"""

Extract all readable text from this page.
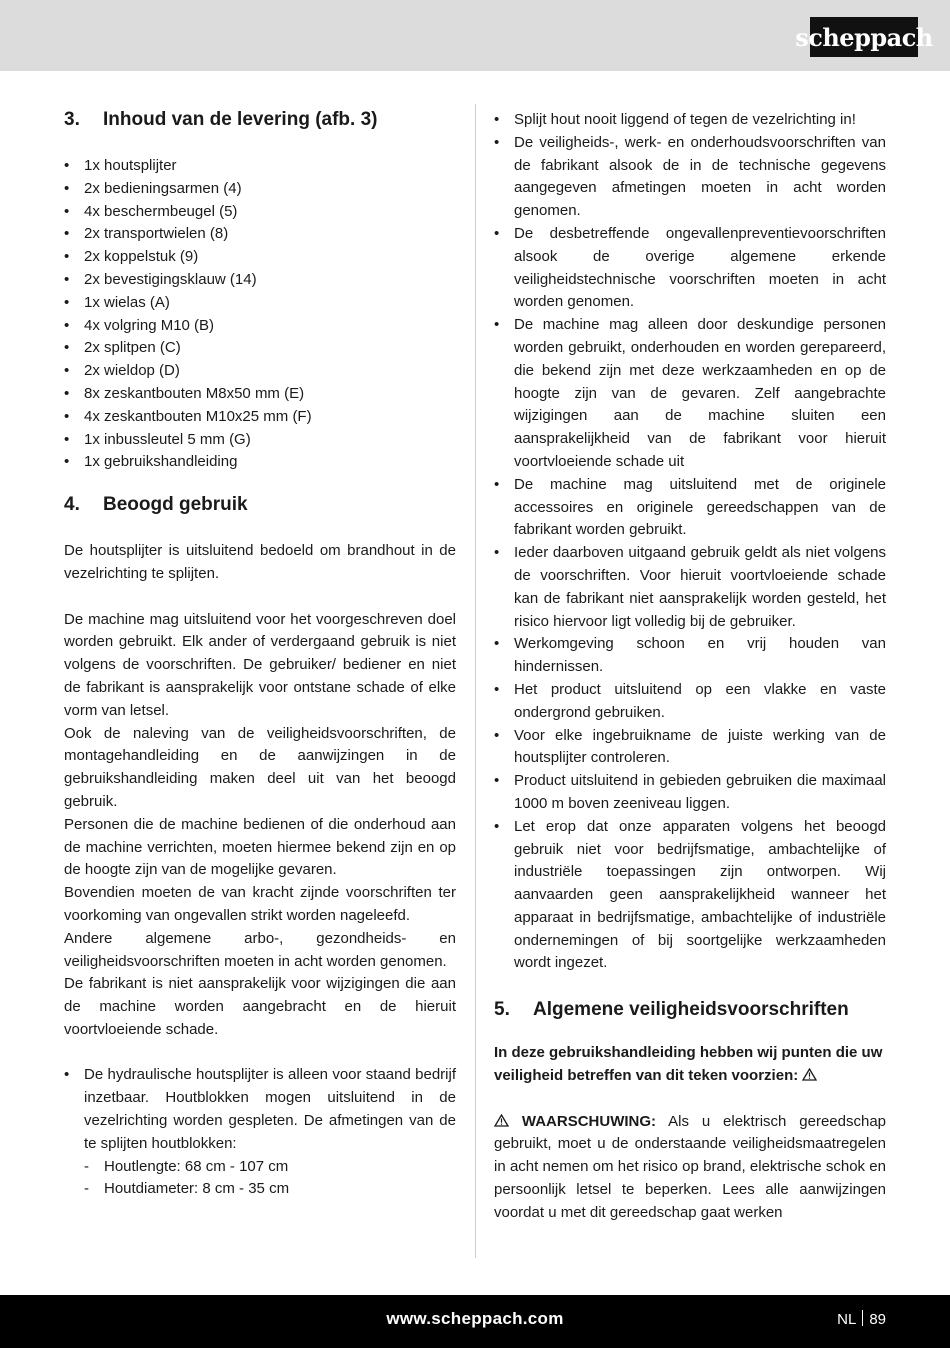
scheppach
3.	Inhoud van de levering (afb. 3)
• 1x houtsplijter
• 2x bedieningsarmen (4)
• 4x beschermbeugel (5)
• 2x transportwielen (8)
• 2x koppelstuk (9)
• 2x bevestigingsklauw (14)
• 1x wielas (A)
• 4x volgring M10 (B)
• 2x splitpen (C)
• 2x wieldop (D)
• 8x zeskantbouten M8x50 mm (E)
• 4x zeskantbouten M10x25 mm (F)
• 1x inbussleutel 5 mm (G)
• 1x gebruikshandleiding
4.	Beoogd gebruik

De houtsplijter is uitsluitend bedoeld om brandhout in de vezelrichting te splijten.

De machine mag uitsluitend voor het voorgeschreven doel worden gebruikt. Elk ander of verdergaand gebruik is niet volgens de voorschriften. De gebruiker/ bediener en niet de fabrikant is aansprakelijk voor ontstane schade of elke vorm van letsel.

Ook de naleving van de veiligheidsvoorschriften, de montagehandleiding en de aanwijzingen in de gebruikshandleiding maken deel uit van het beoogd gebruik.

Personen die de machine bedienen of die onderhoud aan de machine verrichten, moeten hiermee bekend zijn en op de hoogte zijn van de mogelijke gevaren.

Bovendien moeten de van kracht zijnde voorschriften ter voorkoming van ongevallen strikt worden nageleefd.

Andere algemene arbo-, gezondheids- en veiligheidsvoorschriften moeten in acht worden genomen.

De fabrikant is niet aansprakelijk voor wijzigingen die aan de machine worden aangebracht en de hieruit voortvloeiende schade.

• De hydraulische houtsplijter is alleen voor staand bedrijf inzetbaar. Houtblokken mogen uitsluitend in de vezelrichting worden gespleten. De afmetingen van de te splijten houtblokken:
- Houtlengte: 68 cm - 107 cm
- Houtdiameter: 8 cm - 35 cm
• Splijt hout nooit liggend of tegen de vezelrichting in!
• De veiligheids-, werk- en onderhoudsvoorschriften van de fabrikant alsook de in de technische gegevens aangegeven afmetingen moeten in acht worden genomen.
• De desbetreffende ongevallenpreventievoorschriften alsook de overige algemene erkende veiligheidstechnische voorschriften moeten in acht worden genomen.
• De machine mag alleen door deskundige personen worden gebruikt, onderhouden en worden gerepareerd, die bekend zijn met deze werkzaamheden en op de hoogte zijn van de gevaren. Zelf aangebrachte wijzigingen aan de machine sluiten een aansprakelijkheid van de fabrikant voor hieruit voortvloeiende schade uit
• De machine mag uitsluitend met de originele accessoires en originele gereedschappen van de fabrikant worden gebruikt.
• Ieder daarboven uitgaand gebruik geldt als niet volgens de voorschriften. Voor hieruit voortvloeiende schade kan de fabrikant niet aansprakelijk worden gesteld, het risico hiervoor ligt volledig bij de gebruiker.
• Werkomgeving schoon en vrij houden van hindernissen.
• Het product uitsluitend op een vlakke en vaste ondergrond gebruiken.
• Voor elke ingebruikname de juiste werking van de houtsplijter controleren.
• Product uitsluitend in gebieden gebruiken die maximaal 1000 m boven zeeniveau liggen.
• Let erop dat onze apparaten volgens het beoogd gebruik niet voor bedrijfsmatige, ambachtelijke of industriële toepassingen zijn ontworpen. Wij aanvaarden geen aansprakelijkheid wanneer het apparaat in bedrijfsmatige, ambachtelijke of industriële ondernemingen of bij soortgelijke werkzaamheden wordt ingezet.
5.	Algemene veiligheidsvoorschriften

In deze gebruikshandleiding hebben wij punten die uw veiligheid betreffen van dit teken voorzien:

WAARSCHUWING: Als u elektrisch gereedschap gebruikt, moet u de onderstaande veiligheidsmaatregelen in acht nemen om het risico op brand, elektrische schok en persoonlijk letsel te beperken. Lees alle aanwijzingen voordat u met dit gereedschap gaat werken

www.scheppach.com	NL 89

"""

- **TASK OBJECTIVE**: Please print the entries exactly as they stand. Images are not part of the copy.

- **TASK RESPONSE**:
Extract all readable text from this page.
scheppach
3.	Inhoud van de levering (afb. 3)
• 1x houtsplijter
• 2x bedieningsarmen (4)
• 4x beschermbeugel (5)
• 2x transportwielen (8)
• 2x koppelstuk (9)
• 2x bevestigingsklauw (14)
• 1x wielas (A)
• 4x volgring M10 (B)
• 2x splitpen (C)
• 2x wieldop (D)
• 8x zeskantbouten M8x50 mm (E)
• 4x zeskantbouten M10x25 mm (F)
• 1x inbussleutel 5 mm (G)
• 1x gebruikshandleiding
4.	Beoogd gebruik

De houtsplijter is uitsluitend bedoeld om brandhout in de vezelrichting te splijten.

De machine mag uitsluitend voor het voorgeschreven doel worden gebruikt. Elk ander of verdergaand gebruik is niet volgens de voorschriften. De gebruiker/ bediener en niet de fabrikant is aansprakelijk voor ontstane schade of elke vorm van letsel.

Ook de naleving van de veiligheidsvoorschriften, de montagehandleiding en de aanwijzingen in de gebruikshandleiding maken deel uit van het beoogd gebruik.

Personen die de machine bedienen of die onderhoud aan de machine verrichten, moeten hiermee bekend zijn en op de hoogte zijn van de mogelijke gevaren.

Bovendien moeten de van kracht zijnde voorschriften ter voorkoming van ongevallen strikt worden nageleefd.

Andere algemene arbo-, gezondheids- en veiligheidsvoorschriften moeten in acht worden genomen.

De fabrikant is niet aansprakelijk voor wijzigingen die aan de machine worden aangebracht en de hieruit voortvloeiende schade.

• De hydraulische houtsplijter is alleen voor staand bedrijf inzetbaar. Houtblokken mogen uitsluitend in de vezelrichting worden gespleten. De afmetingen van de te splijten houtblokken:
- Houtlengte: 68 cm - 107 cm
- Houtdiameter: 8 cm - 35 cm
• Splijt hout nooit liggend of tegen de vezelrichting in!
• De veiligheids-, werk- en onderhoudsvoorschriften van de fabrikant alsook de in de technische gegevens aangegeven afmetingen moeten in acht worden genomen.
• De desbetreffende ongevallenpreventievoorschriften alsook de overige algemene erkende veiligheidstechnische voorschriften moeten in acht worden genomen.
• De machine mag alleen door deskundige personen worden gebruikt, onderhouden en worden gerepareerd, die bekend zijn met deze werkzaamheden en op de hoogte zijn van de gevaren. Zelf aangebrachte wijzigingen aan de machine sluiten een aansprakelijkheid van de fabrikant voor hieruit voortvloeiende schade uit
• De machine mag uitsluitend met de originele accessoires en originele gereedschappen van de fabrikant worden gebruikt.
• Ieder daarboven uitgaand gebruik geldt als niet volgens de voorschriften. Voor hieruit voortvloeiende schade kan de fabrikant niet aansprakelijk worden gesteld, het risico hiervoor ligt volledig bij de gebruiker.
• Werkomgeving schoon en vrij houden van hindernissen.
• Het product uitsluitend op een vlakke en vaste ondergrond gebruiken.
• Voor elke ingebruikname de juiste werking van de houtsplijter controleren.
• Product uitsluitend in gebieden gebruiken die maximaal 1000 m boven zeeniveau liggen.
• Let erop dat onze apparaten volgens het beoogd gebruik niet voor bedrijfsmatige, ambachtelijke of industriële toepassingen zijn ontworpen. Wij aanvaarden geen aansprakelijkheid wanneer het apparaat in bedrijfsmatige, ambachtelijke of industriële ondernemingen of bij soortgelijke werkzaamheden wordt ingezet.
5.	Algemene veiligheidsvoorschriften

In deze gebruikshandleiding hebben wij punten die uw veiligheid betreffen van dit teken voorzien:

WAARSCHUWING: Als u elektrisch gereedschap gebruikt, moet u de onderstaande veiligheidsmaatregelen in acht nemen om het risico op brand, elektrische schok en persoonlijk letsel te beperken. Lees alle aanwijzingen voordat u met dit gereedschap gaat werken

www.scheppach.com	NL 89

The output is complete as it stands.